What the exercise asks
Turn the part of the data that opens with the line containing "nav-item-app-wall[interactable]: 应用墙 xyxy=(229,9,301,47)" and closes with the line containing "status-indicator xyxy=(675,144,787,256)", both included, into a Markdown table with the columns Row and Line. Number each row and leave out blank lines.

Data excerpts
────────────────

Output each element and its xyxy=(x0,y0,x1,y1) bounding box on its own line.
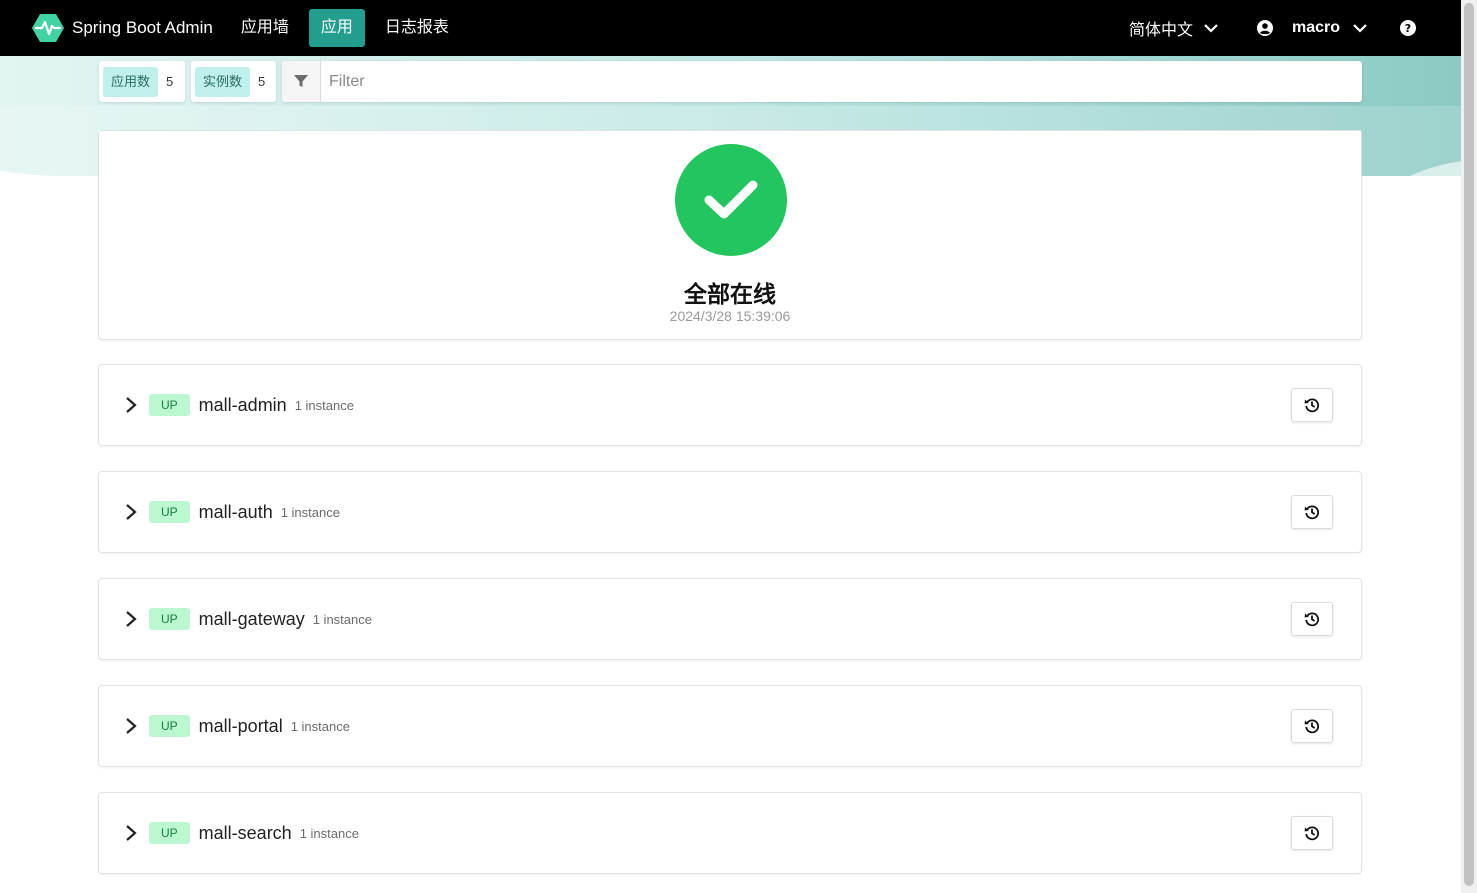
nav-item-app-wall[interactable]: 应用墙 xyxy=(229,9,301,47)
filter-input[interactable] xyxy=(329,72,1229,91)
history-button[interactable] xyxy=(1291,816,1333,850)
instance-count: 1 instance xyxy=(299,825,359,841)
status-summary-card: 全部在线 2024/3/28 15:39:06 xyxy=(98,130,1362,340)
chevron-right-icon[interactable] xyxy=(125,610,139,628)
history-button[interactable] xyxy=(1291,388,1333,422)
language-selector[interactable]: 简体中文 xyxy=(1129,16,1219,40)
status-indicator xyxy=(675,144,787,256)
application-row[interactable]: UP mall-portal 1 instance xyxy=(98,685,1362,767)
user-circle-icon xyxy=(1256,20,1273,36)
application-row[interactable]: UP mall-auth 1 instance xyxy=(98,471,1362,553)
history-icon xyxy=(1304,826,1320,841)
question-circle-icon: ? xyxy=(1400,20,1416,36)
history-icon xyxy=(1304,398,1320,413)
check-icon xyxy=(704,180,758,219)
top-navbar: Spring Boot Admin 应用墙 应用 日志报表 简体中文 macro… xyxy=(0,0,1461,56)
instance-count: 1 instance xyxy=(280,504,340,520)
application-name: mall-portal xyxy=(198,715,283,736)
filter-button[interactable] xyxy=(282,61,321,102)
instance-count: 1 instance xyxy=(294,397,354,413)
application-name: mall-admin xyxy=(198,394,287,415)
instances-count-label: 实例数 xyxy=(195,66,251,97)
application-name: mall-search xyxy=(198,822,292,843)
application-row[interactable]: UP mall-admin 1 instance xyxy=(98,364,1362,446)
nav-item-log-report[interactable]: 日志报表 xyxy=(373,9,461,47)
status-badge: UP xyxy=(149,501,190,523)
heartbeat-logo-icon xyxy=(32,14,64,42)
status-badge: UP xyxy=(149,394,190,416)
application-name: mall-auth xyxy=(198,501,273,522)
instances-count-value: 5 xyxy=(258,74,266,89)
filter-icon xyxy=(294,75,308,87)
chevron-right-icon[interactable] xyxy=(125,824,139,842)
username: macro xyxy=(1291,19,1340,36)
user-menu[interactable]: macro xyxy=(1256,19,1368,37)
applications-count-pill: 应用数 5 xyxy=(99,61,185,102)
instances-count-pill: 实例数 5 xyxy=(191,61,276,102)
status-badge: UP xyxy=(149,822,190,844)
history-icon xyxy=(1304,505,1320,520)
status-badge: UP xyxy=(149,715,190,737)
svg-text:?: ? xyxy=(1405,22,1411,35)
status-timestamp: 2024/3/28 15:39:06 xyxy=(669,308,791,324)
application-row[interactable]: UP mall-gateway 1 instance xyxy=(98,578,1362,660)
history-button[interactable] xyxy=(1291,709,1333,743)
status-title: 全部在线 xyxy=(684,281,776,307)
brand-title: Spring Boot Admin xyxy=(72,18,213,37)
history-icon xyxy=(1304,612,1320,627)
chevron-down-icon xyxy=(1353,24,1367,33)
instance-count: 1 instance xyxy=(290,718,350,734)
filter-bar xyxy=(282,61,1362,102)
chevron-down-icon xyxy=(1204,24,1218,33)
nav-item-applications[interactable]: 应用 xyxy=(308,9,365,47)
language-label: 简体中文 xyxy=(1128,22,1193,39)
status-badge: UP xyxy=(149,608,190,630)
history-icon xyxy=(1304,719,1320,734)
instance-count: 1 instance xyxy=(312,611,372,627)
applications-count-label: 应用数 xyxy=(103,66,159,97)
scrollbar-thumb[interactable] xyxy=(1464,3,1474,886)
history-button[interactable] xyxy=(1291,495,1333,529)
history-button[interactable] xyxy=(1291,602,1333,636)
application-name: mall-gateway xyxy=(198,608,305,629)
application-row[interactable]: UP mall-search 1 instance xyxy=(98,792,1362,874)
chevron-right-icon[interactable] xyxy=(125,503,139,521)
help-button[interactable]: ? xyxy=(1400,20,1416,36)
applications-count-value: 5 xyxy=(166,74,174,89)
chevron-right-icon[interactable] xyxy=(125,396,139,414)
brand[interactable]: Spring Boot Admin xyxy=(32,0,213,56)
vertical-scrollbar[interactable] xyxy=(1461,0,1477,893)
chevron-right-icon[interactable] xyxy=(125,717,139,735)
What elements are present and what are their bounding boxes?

────────────────

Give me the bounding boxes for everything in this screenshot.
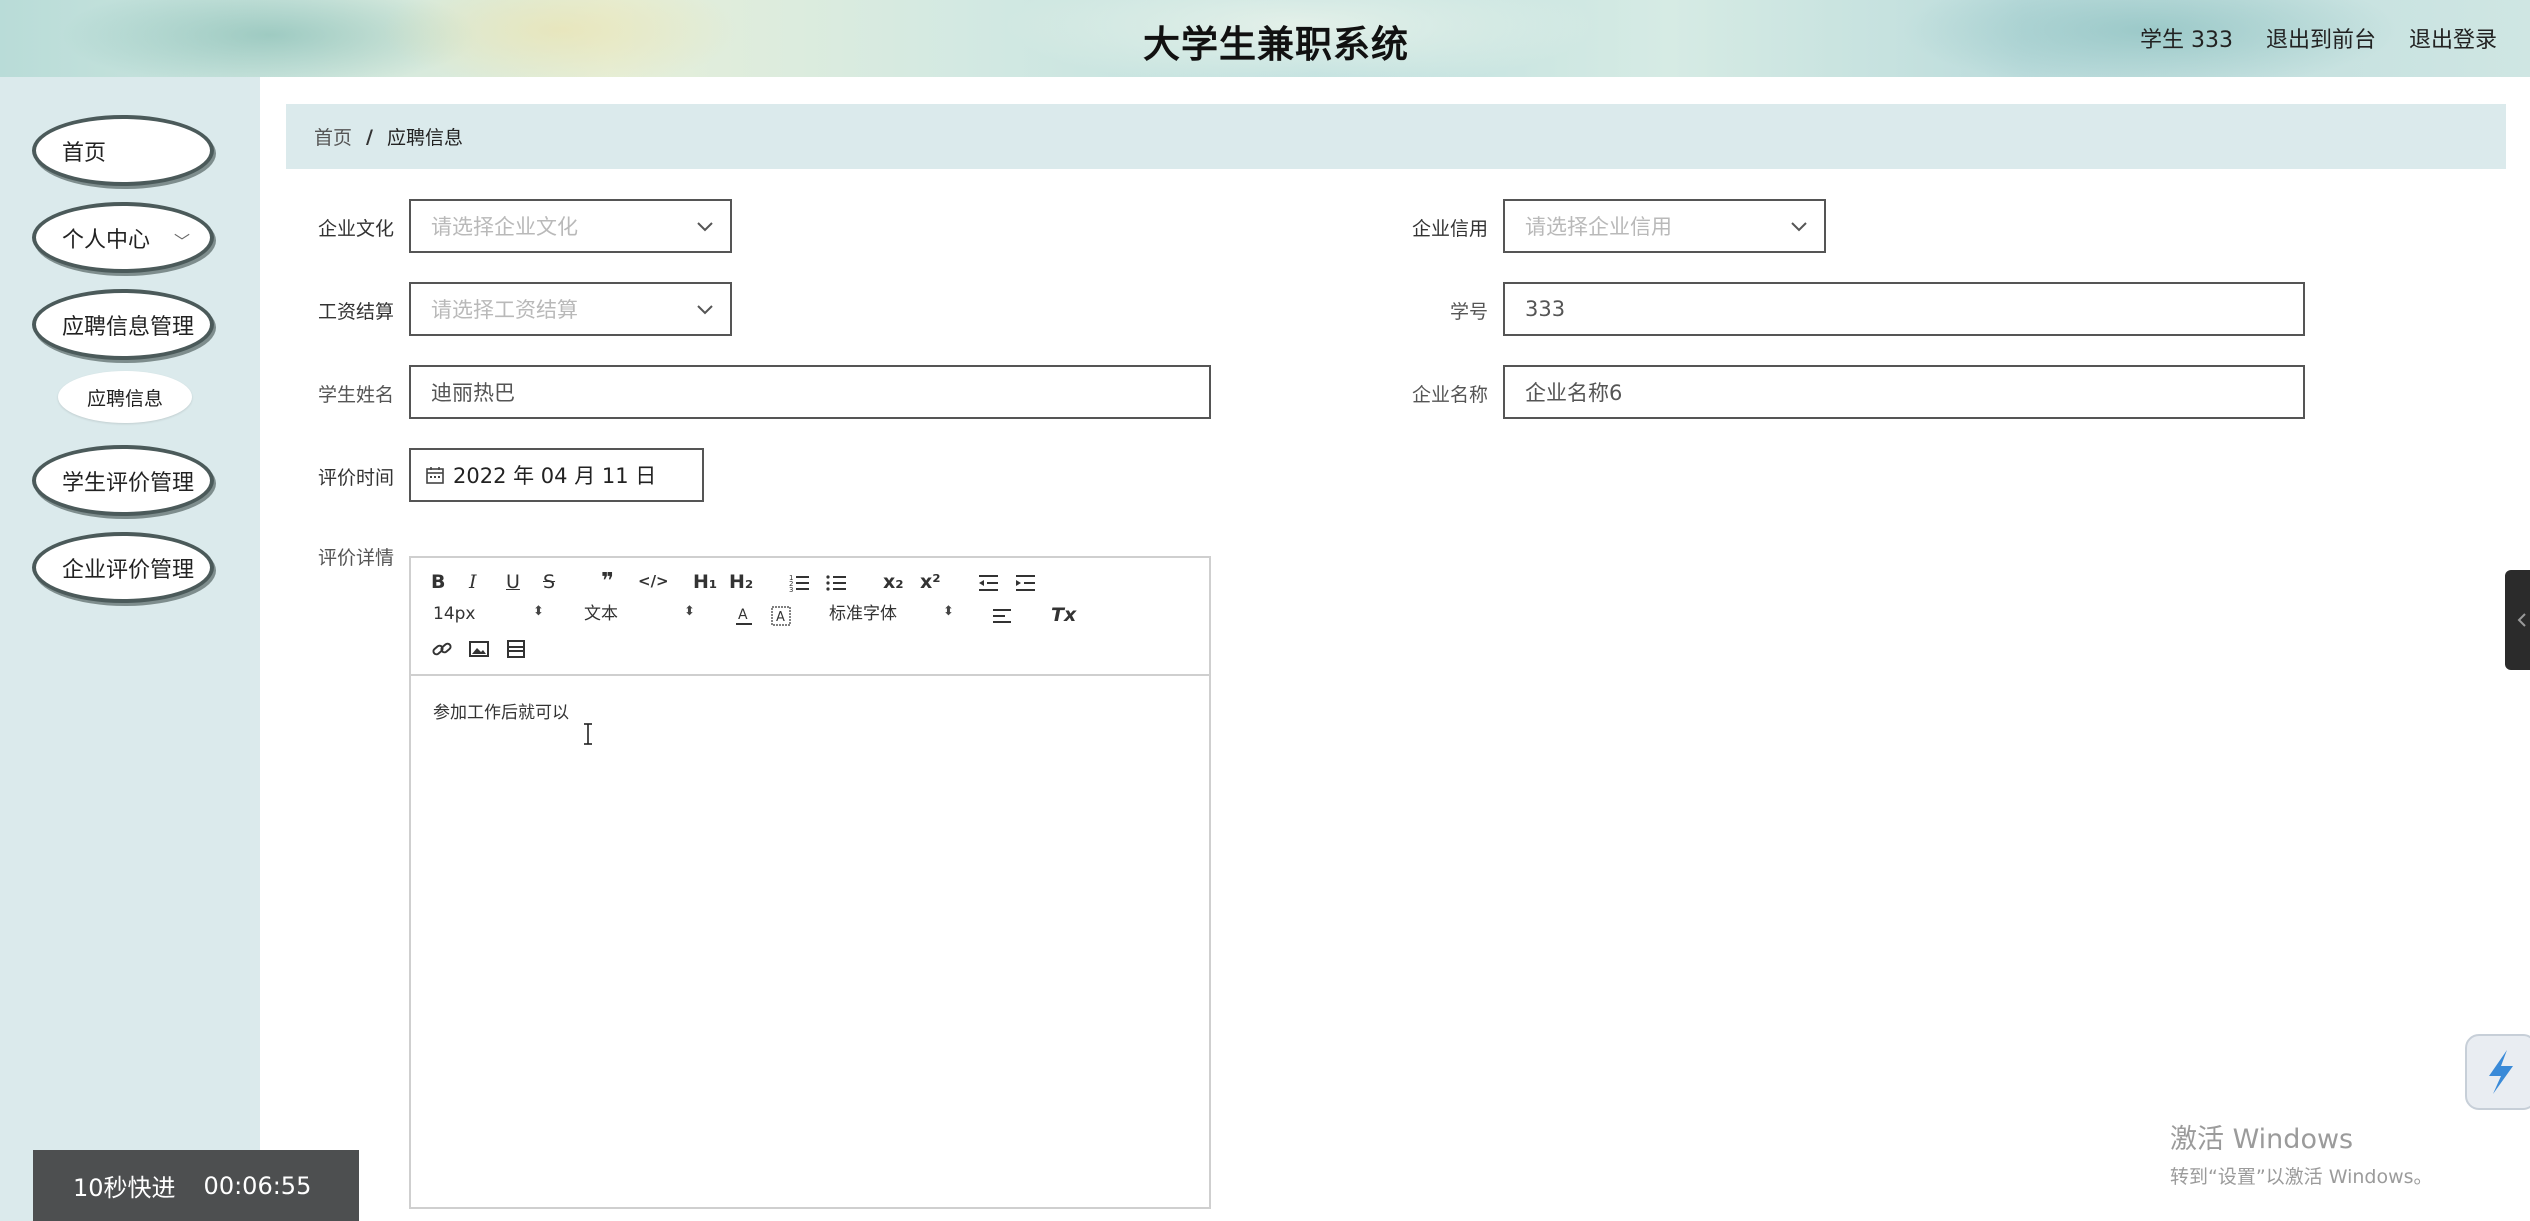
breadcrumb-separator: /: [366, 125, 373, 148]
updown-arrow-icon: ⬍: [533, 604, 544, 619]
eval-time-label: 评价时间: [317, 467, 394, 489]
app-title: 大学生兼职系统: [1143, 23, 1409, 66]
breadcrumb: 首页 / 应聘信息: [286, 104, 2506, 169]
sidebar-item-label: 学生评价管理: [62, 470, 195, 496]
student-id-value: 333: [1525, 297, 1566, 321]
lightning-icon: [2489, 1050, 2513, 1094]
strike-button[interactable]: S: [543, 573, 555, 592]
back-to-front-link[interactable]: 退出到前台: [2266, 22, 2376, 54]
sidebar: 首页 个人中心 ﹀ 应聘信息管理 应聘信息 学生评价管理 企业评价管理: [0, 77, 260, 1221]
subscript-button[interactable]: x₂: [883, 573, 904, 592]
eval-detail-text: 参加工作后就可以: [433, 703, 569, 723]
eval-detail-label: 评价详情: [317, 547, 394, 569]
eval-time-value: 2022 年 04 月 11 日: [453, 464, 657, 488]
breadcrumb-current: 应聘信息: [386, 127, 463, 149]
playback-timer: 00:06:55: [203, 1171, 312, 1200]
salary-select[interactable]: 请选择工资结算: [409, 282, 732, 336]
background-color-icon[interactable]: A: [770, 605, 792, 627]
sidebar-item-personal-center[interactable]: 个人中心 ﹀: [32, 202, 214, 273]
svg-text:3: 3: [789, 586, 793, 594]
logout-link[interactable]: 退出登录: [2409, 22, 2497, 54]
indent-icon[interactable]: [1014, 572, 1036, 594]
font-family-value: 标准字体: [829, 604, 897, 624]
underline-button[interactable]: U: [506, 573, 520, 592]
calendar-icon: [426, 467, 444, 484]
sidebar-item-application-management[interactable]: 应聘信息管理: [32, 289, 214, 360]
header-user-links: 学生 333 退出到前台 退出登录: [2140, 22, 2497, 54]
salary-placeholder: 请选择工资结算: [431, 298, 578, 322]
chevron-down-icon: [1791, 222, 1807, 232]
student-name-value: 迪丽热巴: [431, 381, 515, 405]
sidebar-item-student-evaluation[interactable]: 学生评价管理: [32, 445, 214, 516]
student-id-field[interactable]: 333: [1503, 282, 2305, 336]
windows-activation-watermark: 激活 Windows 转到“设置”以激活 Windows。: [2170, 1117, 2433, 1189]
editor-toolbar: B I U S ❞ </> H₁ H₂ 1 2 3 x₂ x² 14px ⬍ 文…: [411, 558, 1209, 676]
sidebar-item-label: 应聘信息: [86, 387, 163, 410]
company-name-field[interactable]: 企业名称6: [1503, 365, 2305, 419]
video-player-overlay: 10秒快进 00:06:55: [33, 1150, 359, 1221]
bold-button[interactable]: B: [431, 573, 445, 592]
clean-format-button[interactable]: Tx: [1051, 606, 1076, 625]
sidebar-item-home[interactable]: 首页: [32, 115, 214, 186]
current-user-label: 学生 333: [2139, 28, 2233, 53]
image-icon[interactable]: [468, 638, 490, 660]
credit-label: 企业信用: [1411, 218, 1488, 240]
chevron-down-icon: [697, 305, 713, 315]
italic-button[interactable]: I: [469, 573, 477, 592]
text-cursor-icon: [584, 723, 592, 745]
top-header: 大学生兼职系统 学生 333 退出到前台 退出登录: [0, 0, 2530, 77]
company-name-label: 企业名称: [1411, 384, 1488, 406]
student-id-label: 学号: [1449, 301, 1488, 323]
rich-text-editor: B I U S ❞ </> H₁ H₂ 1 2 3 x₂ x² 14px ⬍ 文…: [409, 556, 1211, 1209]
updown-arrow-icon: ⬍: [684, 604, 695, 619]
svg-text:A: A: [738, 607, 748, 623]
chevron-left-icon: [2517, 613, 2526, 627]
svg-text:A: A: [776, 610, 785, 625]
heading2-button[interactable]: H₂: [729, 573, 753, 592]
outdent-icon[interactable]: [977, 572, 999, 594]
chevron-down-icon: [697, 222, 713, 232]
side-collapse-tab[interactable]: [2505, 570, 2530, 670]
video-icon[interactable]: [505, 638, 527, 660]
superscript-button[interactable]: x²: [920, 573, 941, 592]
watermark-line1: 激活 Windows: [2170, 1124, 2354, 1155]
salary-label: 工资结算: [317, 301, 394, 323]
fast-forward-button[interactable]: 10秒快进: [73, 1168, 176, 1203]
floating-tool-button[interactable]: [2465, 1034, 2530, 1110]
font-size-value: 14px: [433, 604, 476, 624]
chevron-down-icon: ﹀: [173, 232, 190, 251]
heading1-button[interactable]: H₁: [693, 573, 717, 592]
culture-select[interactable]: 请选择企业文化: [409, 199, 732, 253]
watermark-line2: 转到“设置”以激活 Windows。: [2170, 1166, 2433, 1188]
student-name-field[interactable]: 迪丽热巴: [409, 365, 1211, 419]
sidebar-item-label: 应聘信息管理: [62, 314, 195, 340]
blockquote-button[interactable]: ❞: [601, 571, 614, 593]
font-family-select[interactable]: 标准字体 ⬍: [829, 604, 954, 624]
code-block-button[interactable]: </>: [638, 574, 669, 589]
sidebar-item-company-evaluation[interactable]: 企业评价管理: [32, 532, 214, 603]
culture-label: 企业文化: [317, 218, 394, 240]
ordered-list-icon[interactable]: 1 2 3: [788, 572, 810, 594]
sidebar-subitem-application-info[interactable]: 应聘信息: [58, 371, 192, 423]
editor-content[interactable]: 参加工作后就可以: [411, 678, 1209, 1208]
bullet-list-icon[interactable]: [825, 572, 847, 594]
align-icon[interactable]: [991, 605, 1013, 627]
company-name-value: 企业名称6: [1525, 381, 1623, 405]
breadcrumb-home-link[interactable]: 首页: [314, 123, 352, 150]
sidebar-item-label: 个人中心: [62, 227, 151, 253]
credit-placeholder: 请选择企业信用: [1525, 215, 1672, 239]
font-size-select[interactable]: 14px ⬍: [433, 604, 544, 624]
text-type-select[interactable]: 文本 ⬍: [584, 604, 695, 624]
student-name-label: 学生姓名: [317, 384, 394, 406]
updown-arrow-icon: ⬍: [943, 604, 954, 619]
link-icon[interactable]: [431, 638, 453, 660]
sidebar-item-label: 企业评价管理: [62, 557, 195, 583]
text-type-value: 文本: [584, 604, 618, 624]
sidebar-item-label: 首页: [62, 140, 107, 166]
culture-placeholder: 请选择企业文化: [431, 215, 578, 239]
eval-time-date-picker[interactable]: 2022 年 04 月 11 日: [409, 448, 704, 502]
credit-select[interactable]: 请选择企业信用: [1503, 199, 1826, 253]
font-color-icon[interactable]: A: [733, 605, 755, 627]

────────────────

Response to the task
| Row | Line |
|---|---|
| 1 | nav-item-app-wall[interactable]: 应用墙 xyxy=(229,9,301,47) |
| 2 | filter-input[interactable] xyxy=(329,72,1229,91) |
| 3 | history-button[interactable] xyxy=(1291,816,1333,850) |
| 4 | instance-count: 1 instance xyxy=(299,825,359,841) |
| 5 | status-summary-card: 全部在线 2024/3/28 15:39:06 xyxy=(98,130,1362,340) |
| 6 | chevron-right-icon[interactable] xyxy=(125,610,139,628) |
| 7 | history-button[interactable] xyxy=(1291,388,1333,422) |
| 8 | language-selector[interactable]: 简体中文 xyxy=(1129,16,1219,40) |
| 9 | status-indicator xyxy=(675,144,787,256) |